▸ **SHORT PROBLEM**
Each record must be reproduced exactly as it is shown.

● ● ● ●

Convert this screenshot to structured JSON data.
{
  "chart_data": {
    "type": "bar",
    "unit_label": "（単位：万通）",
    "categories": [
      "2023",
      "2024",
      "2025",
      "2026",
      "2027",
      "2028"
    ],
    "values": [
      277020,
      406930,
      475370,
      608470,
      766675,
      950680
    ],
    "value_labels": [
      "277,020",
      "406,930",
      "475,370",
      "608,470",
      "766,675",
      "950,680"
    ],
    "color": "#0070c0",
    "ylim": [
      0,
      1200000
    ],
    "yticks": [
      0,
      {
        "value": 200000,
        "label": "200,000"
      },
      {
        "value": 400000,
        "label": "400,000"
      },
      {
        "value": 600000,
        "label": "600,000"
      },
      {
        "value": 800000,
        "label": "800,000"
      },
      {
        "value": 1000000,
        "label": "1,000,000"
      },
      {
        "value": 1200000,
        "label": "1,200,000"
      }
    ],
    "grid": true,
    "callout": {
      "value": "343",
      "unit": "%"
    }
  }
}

● ● ● ●

▸ **OUTPUT FOR THIS TASK**
Convert this screenshot to structured JSON data.
{
  "chart_data": {
    "type": "bar",
    "unit_label": "（単位：万通）",
    "categories": [
      "2023",
      "2024",
      "2025",
      "2026",
      "2027",
      "2028"
    ],
    "values": [
      277020,
      406930,
      475370,
      608470,
      766675,
      950680
    ],
    "value_labels": [
      "277,020",
      "406,930",
      "475,370",
      "608,470",
      "766,675",
      "950,680"
    ],
    "color": "#0070c0",
    "ylim": [
      0,
      1200000
    ],
    "yticks": [
      0,
      {
        "value": 200000,
        "label": "200,000"
      },
      {
        "value": 400000,
        "label": "400,000"
      },
      {
        "value": 600000,
        "label": "600,000"
      },
      {
        "value": 800000,
        "label": "800,000"
      },
      {
        "value": 1000000,
        "label": "1,000,000"
      },
      {
        "value": 1200000,
        "label": "1,200,000"
      }
    ],
    "grid": true,
    "callout": {
      "value": "343",
      "unit": "%"
    }
  }
}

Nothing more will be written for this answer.